-- PROVIDED ENTRIES start --

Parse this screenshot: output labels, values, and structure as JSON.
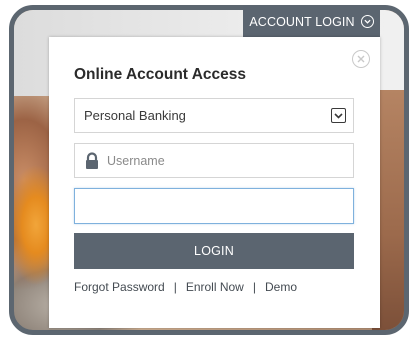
{
  "header": {
    "login_tab_label": "ACCOUNT LOGIN"
  },
  "panel": {
    "title": "Online Account Access",
    "account_type": {
      "selected": "Personal Banking"
    },
    "username": {
      "placeholder": "Username",
      "value": ""
    },
    "password": {
      "value": ""
    },
    "login_button": "LOGIN",
    "links": {
      "forgot_password": "Forgot Password",
      "enroll_now": "Enroll Now",
      "demo": "Demo",
      "separator": "|"
    }
  },
  "icons": {
    "tab_chevron": "chevron-down-circle-icon",
    "close": "close-circle-icon",
    "select_arrow": "chevron-down-icon",
    "lock": "lock-icon"
  },
  "colors": {
    "frame": "#5c6670",
    "tab_background": "#5b6570",
    "button_background": "#5b6570",
    "focused_border": "#7fb1dd"
  }
}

-- PROVIDED ENTRIES end --

*WHAT YOU HAVE TO DO:* Leave out all pictures, then copy the remaining material exactly.

*THE OUTPUT:*
Parse this screenshot: output labels, values, and structure as JSON.
{
  "header": {
    "login_tab_label": "ACCOUNT LOGIN"
  },
  "panel": {
    "title": "Online Account Access",
    "account_type": {
      "selected": "Personal Banking"
    },
    "username": {
      "placeholder": "Username",
      "value": ""
    },
    "password": {
      "value": ""
    },
    "login_button": "LOGIN",
    "links": {
      "forgot_password": "Forgot Password",
      "enroll_now": "Enroll Now",
      "demo": "Demo",
      "separator": "|"
    }
  },
  "icons": {
    "tab_chevron": "chevron-down-circle-icon",
    "close": "close-circle-icon",
    "select_arrow": "chevron-down-icon",
    "lock": "lock-icon"
  },
  "colors": {
    "frame": "#5c6670",
    "tab_background": "#5b6570",
    "button_background": "#5b6570",
    "focused_border": "#7fb1dd"
  }
}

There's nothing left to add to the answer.